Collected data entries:
----------------------------------------

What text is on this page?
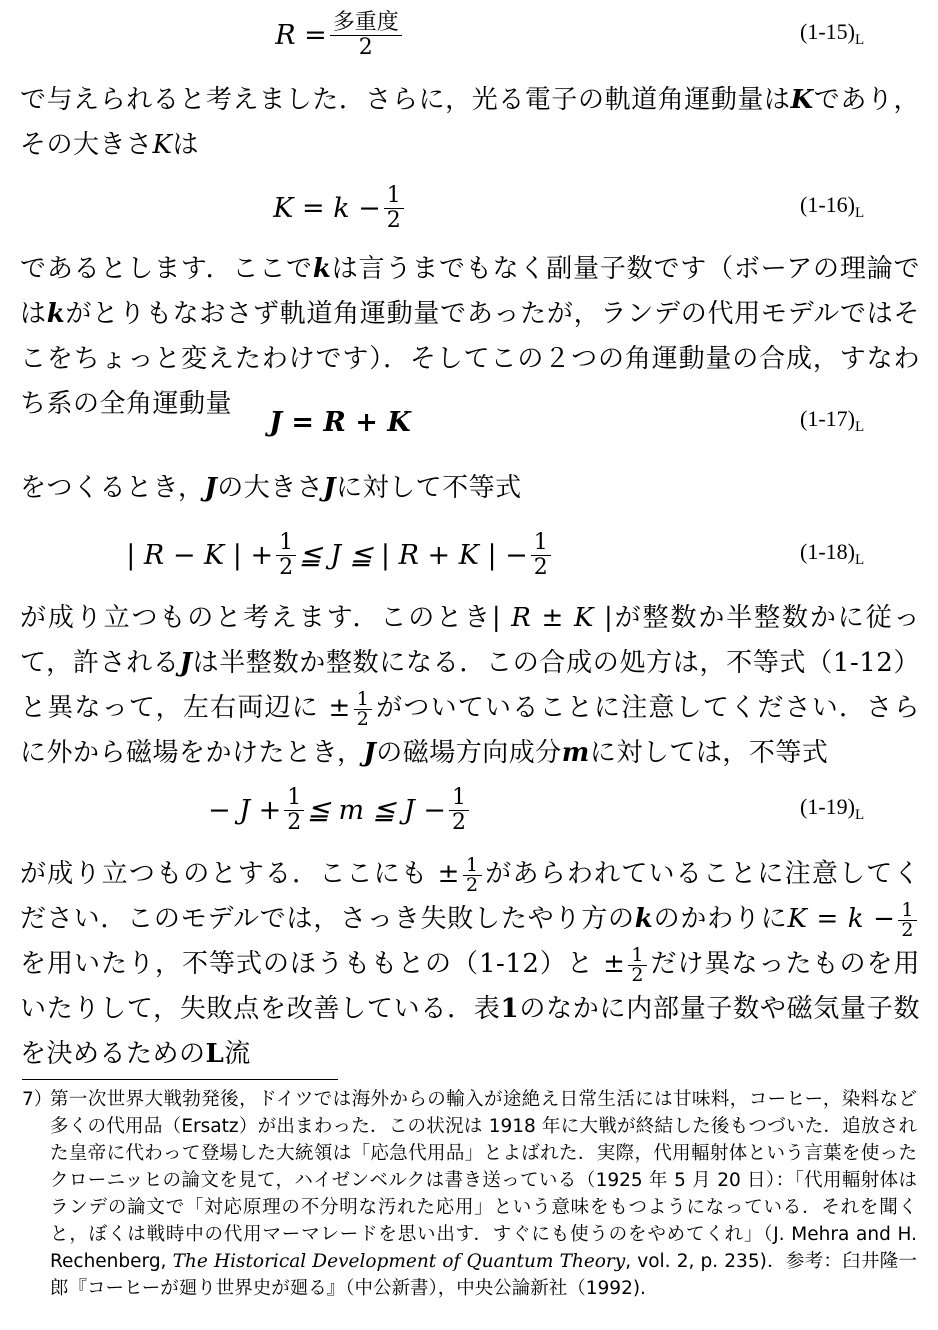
$R = \frac{\text{多重度}}{2}$	$(1-15)_L$

で与えられると考えました．さらに，光る電子の軌道角運動量はKであり，その大きさKは

$K = k - \frac{1}{2}$	$(1-16)_L$

であるとします．ここでkは言うまでもなく副量子数です（ボーアの理論ではkがとりもなおさず軌道角運動量であったが，ランデの代用モデルではそこをちょっと変えたわけです）．そしてこの２つの角運動量の合成，すなわち系の全角運動量

J = R + K	$(1-17)_L$

をつくるとき，Jの大きさJに対して不等式

| R − K | + $\frac{1}{2}$ ≦ J ≦ | R + K | − $\frac{1}{2}$	$(1-18)_L$

が成り立つものと考えます．このとき| R ± K |が整数か半整数かに従って，許されるJは半整数か整数になる．この合成の処方は，不等式（1-12）と異なって，左右両辺に ± $\frac{1}{2}$ がついていることに注意してください．さらに外から磁場をかけたとき，Jの磁場方向成分mに対しては，不等式

− $J + \frac{1}{2}$ ≦ m ≦ $J - \frac{1}{2}$	$(1-19)_L$

が成り立つものとする．ここにも ± $\frac{1}{2}$ があらわれていることに注意してください．このモデルでは，さっき失敗したやり方のkのかわりに$K = k - \frac{1}{2}$
を用いたり，不等式のほうももとの（1-12）と ± $\frac{1}{2}$ だけ異なったものを用いたりして，失敗点を改善している．表1のなかに内部量子数や磁気量子数を決めるためのL流

7）
第一次世界大戦勃発後，ドイツでは海外からの輸入が途絶え日常生活には甘味料，コーヒー，染料など多くの代用品（Ersatz）が出まわった．この状況は 1918 年に大戦が終結した後もつづいた．追放された皇帝に代わって登場した大統領は「応急代用品」とよばれた．実際，代用輻射体という言葉を使ったクローニッヒの論文を見て，ハイゼンベルクは書き送っている（1925 年 5 月 20 日）：「代用輻射体はランデの論文で「対応原理の不分明な汚れた応用」という意味をもつようになっている．それを聞くと，ぼくは戦時中の代用マーマレードを思い出す．すぐにも使うのをやめてくれ」（J. Mehra and H. Rechenberg, The Historical Development of Quantum Theory, vol. 2, p. 235)．参考：臼井隆一郎『コーヒーが廻り世界史が廻る』（中公新書），中央公論新社（1992).
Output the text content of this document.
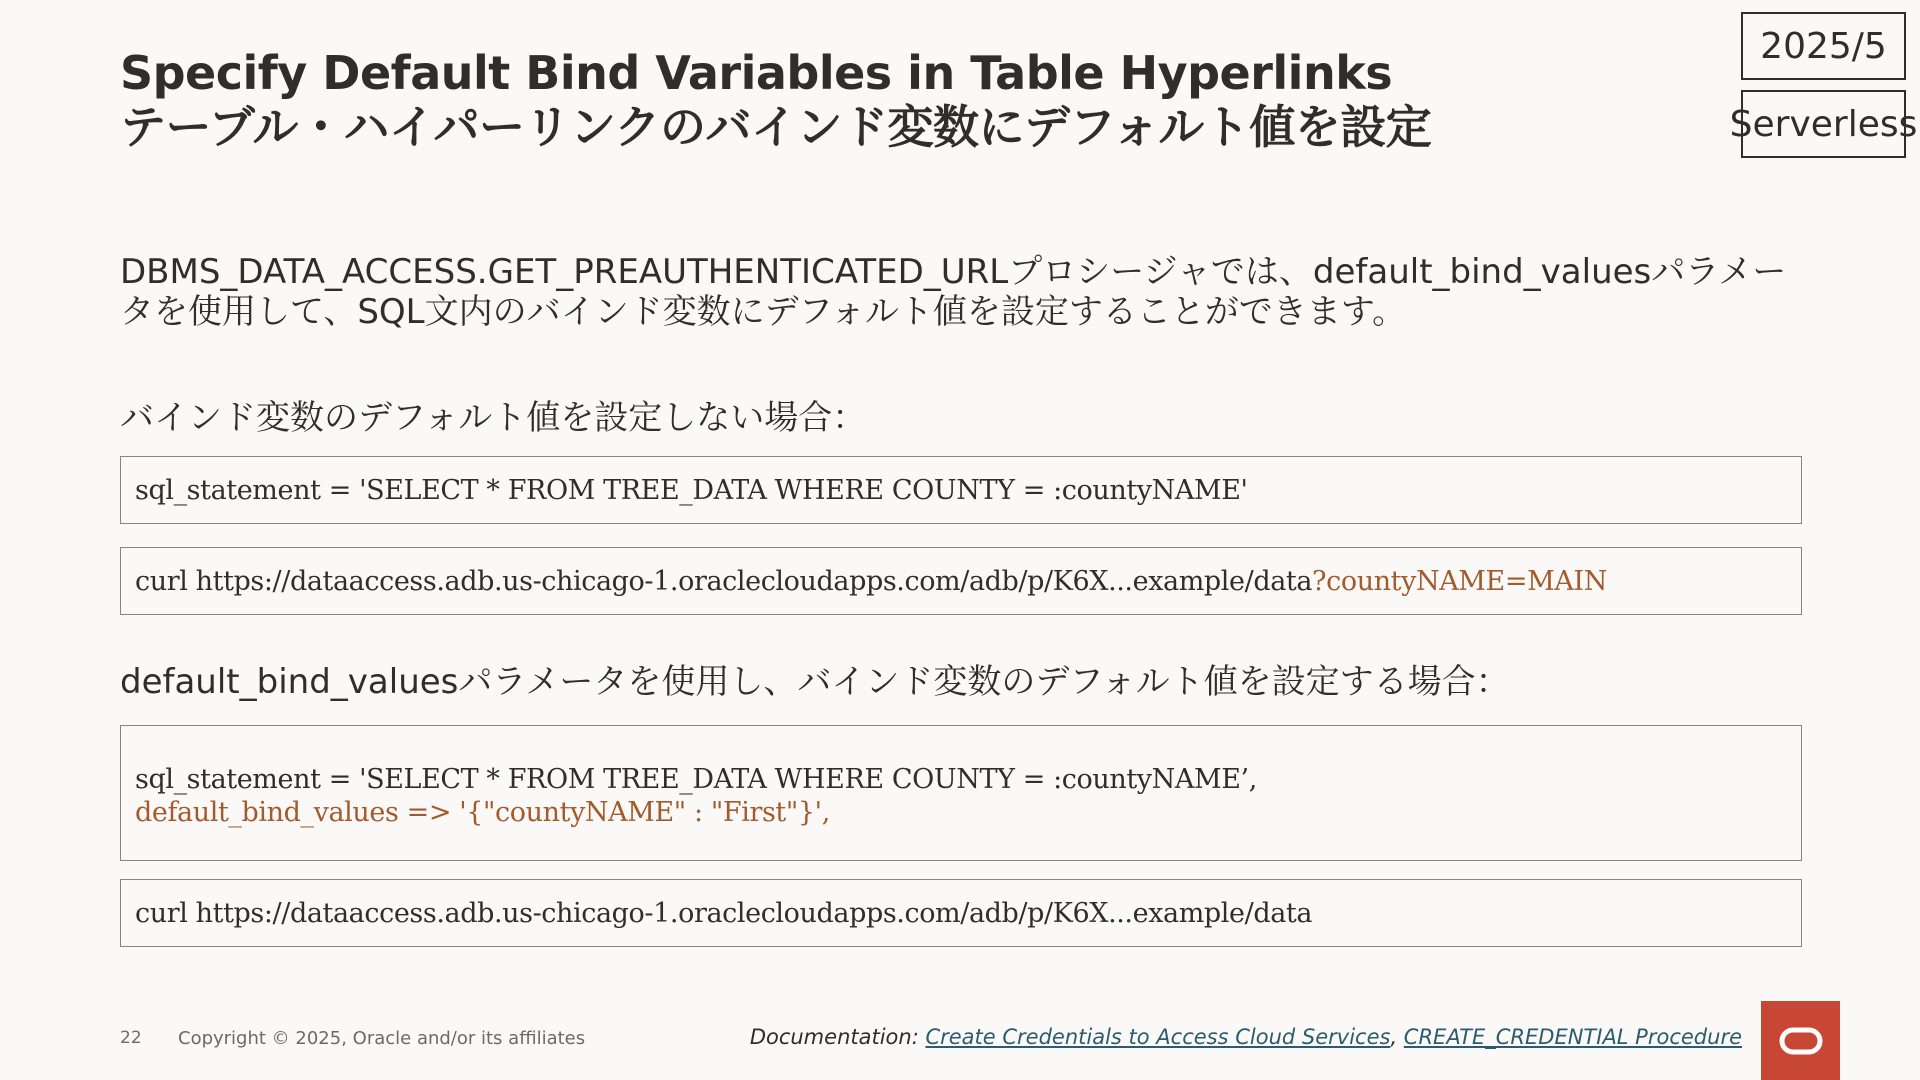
Specify Default Bind Variables in Table Hyperlinks
テーブル・ハイパーリンクのバインド変数にデフォルト値を設定
2025/5
Serverless
DBMS_DATA_ACCESS.GET_PREAUTHENTICATED_URLプロシージャでは、default_bind_valuesパラメータを使用して、SQL文内のバインド変数にデフォルト値を設定することができます。
バインド変数のデフォルト値を設定しない場合：
sql_statement = 'SELECT * FROM TREE_DATA WHERE COUNTY = :countyNAME'
curl https://dataaccess.adb.us-chicago-1.oraclecloudapps.com/adb/p/K6X...example/data?countyNAME=MAIN
default_bind_valuesパラメータを使用し、バインド変数のデフォルト値を設定する場合：
sql_statement = 'SELECT * FROM TREE_DATA WHERE COUNTY = :countyNAME’,
default_bind_values => '{"countyNAME" : "First"}',
curl https://dataaccess.adb.us-chicago-1.oraclecloudapps.com/adb/p/K6X...example/data
22 Copyright © 2025, Oracle and/or its affiliates	Documentation: Create Credentials to Access Cloud Services, CREATE_CREDENTIAL Procedure
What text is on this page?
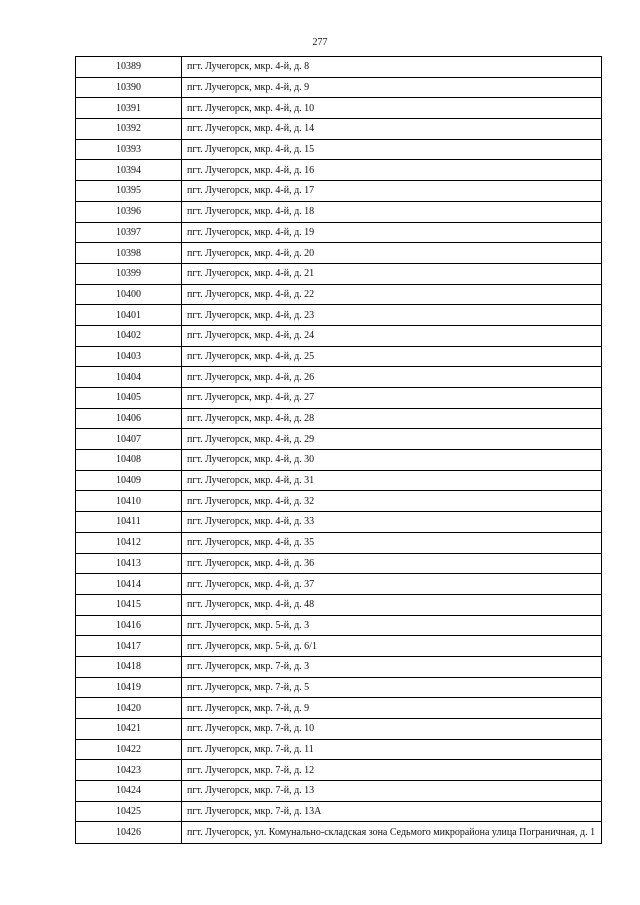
277
10389	пгт. Лучегорск, мкр. 4-й, д. 8
10390	пгт. Лучегорск, мкр. 4-й, д. 9
10391	пгт. Лучегорск, мкр. 4-й, д. 10
10392	пгт. Лучегорск, мкр. 4-й, д. 14
10393	пгт. Лучегорск, мкр. 4-й, д. 15
10394	пгт. Лучегорск, мкр. 4-й, д. 16
10395	пгт. Лучегорск, мкр. 4-й, д. 17
10396	пгт. Лучегорск, мкр. 4-й, д. 18
10397	пгт. Лучегорск, мкр. 4-й, д. 19
10398	пгт. Лучегорск, мкр. 4-й, д. 20
10399	пгт. Лучегорск, мкр. 4-й, д. 21
10400	пгт. Лучегорск, мкр. 4-й, д. 22
10401	пгт. Лучегорск, мкр. 4-й, д. 23
10402	пгт. Лучегорск, мкр. 4-й, д. 24
10403	пгт. Лучегорск, мкр. 4-й, д. 25
10404	пгт. Лучегорск, мкр. 4-й, д. 26
10405	пгт. Лучегорск, мкр. 4-й, д. 27
10406	пгт. Лучегорск, мкр. 4-й, д. 28
10407	пгт. Лучегорск, мкр. 4-й, д. 29
10408	пгт. Лучегорск, мкр. 4-й, д. 30
10409	пгт. Лучегорск, мкр. 4-й, д. 31
10410	пгт. Лучегорск, мкр. 4-й, д. 32
10411	пгт. Лучегорск, мкр. 4-й, д. 33
10412	пгт. Лучегорск, мкр. 4-й, д. 35
10413	пгт. Лучегорск, мкр. 4-й, д. 36
10414	пгт. Лучегорск, мкр. 4-й, д. 37
10415	пгт. Лучегорск, мкр. 4-й, д. 48
10416	пгт. Лучегорск, мкр. 5-й, д. 3
10417	пгт. Лучегорск, мкр. 5-й, д. 6/1
10418	пгт. Лучегорск, мкр. 7-й, д. 3
10419	пгт. Лучегорск, мкр. 7-й, д. 5
10420	пгт. Лучегорск, мкр. 7-й, д. 9
10421	пгт. Лучегорск, мкр. 7-й, д. 10
10422	пгт. Лучегорск, мкр. 7-й, д. 11
10423	пгт. Лучегорск, мкр. 7-й, д. 12
10424	пгт. Лучегорск, мкр. 7-й, д. 13
10425	пгт. Лучегорск, мкр. 7-й, д. 13А
10426	пгт. Лучегорск, ул. Комунально-складская зона Седьмого микрорайона улица Пограничная, д. 1
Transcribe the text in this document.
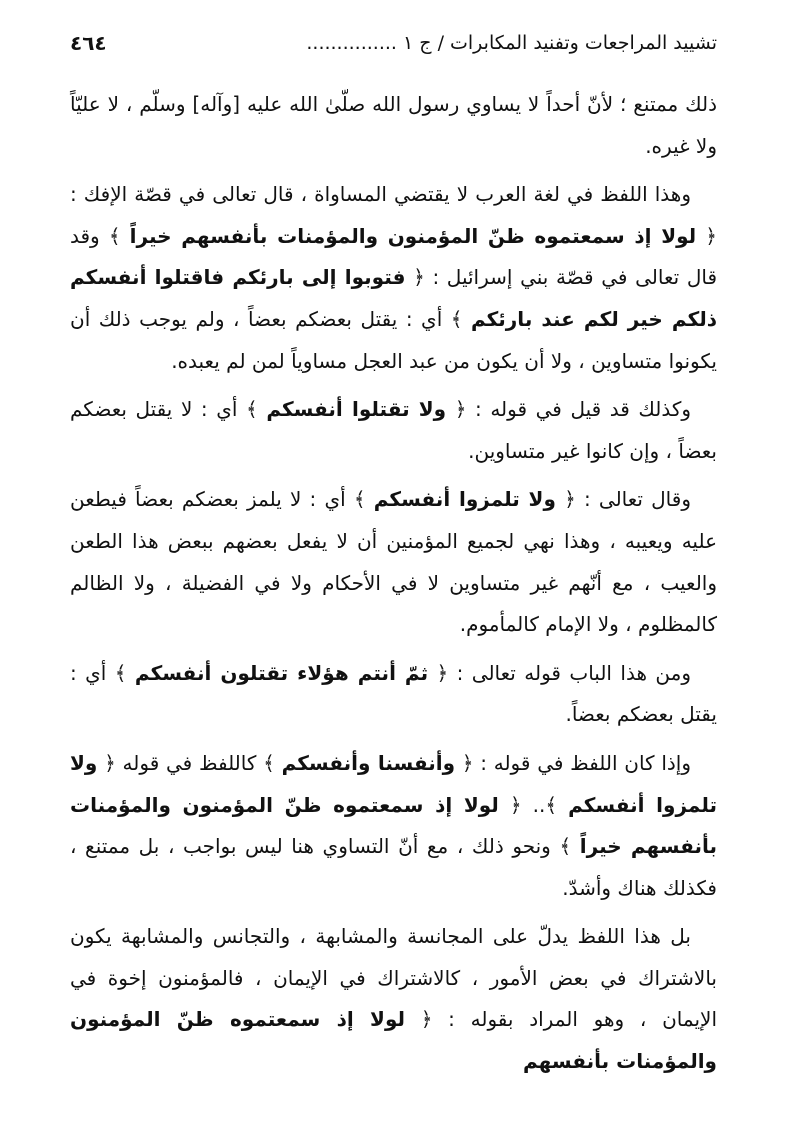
تشييد المراجعات وتفنيد المكابرات / ج ١ ...............
٤٦٤

ذلك ممتنع ؛ لأنّ أحداً لا يساوي رسول الله صلّىٰ الله عليه [وآله] وسلّم ، لا عليّاً ولا غيره.

وهذا اللفظ في لغة العرب لا يقتضي المساواة ، قال تعالى في قصّة الإفك : ﴿ لولا إذ سمعتموه ظنّ المؤمنون والمؤمنات بأنفسهم خيراً ﴾ وقد قال تعالى في قصّة بني إسرائيل : ﴿ فتوبوا إلى بارئكم فاقتلوا أنفسكم ذلكم خير لكم عند بارئكم ﴾ أي : يقتل بعضكم بعضاً ، ولم يوجب ذلك أن يكونوا متساوين ، ولا أن يكون من عبد العجل مساوياً لمن لم يعبده.

وكذلك قد قيل في قوله : ﴿ ولا تقتلوا أنفسكم ﴾ أي : لا يقتل بعضكم بعضاً ، وإن كانوا غير متساوين.

وقال تعالى : ﴿ ولا تلمزوا أنفسكم ﴾ أي : لا يلمز بعضكم بعضاً فيطعن عليه ويعيبه ، وهذا نهي لجميع المؤمنين أن لا يفعل بعضهم ببعض هذا الطعن والعيب ، مع أنّهم غير متساوين لا في الأحكام ولا في الفضيلة ، ولا الظالم كالمظلوم ، ولا الإمام كالمأموم.

ومن هذا الباب قوله تعالى : ﴿ ثمّ أنتم هؤلاء تقتلون أنفسكم ﴾ أي : يقتل بعضكم بعضاً.

وإذا كان اللفظ في قوله : ﴿ وأنفسنا وأنفسكم ﴾ كاللفظ في قوله ﴿ ولا تلمزوا أنفسكم ﴾.. ﴿ لولا إذ سمعتموه ظنّ المؤمنون والمؤمنات بأنفسهم خيراً ﴾ ونحو ذلك ، مع أنّ التساوي هنا ليس بواجب ، بل ممتنع ، فكذلك هناك وأشدّ.

بل هذا اللفظ يدلّ على المجانسة والمشابهة ، والتجانس والمشابهة يكون بالاشتراك في بعض الأمور ، كالاشتراك في الإيمان ، فالمؤمنون إخوة في الإيمان ، وهو المراد بقوله : ﴿ لولا إذ سمعتموه ظنّ المؤمنون والمؤمنات بأنفسهم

----------------------------------------

> [GOAL]: Work out how many lines of the data above contain the string "dataaccess" and give the number alone.

> [RESULT OF THIS EXERCISE]: 2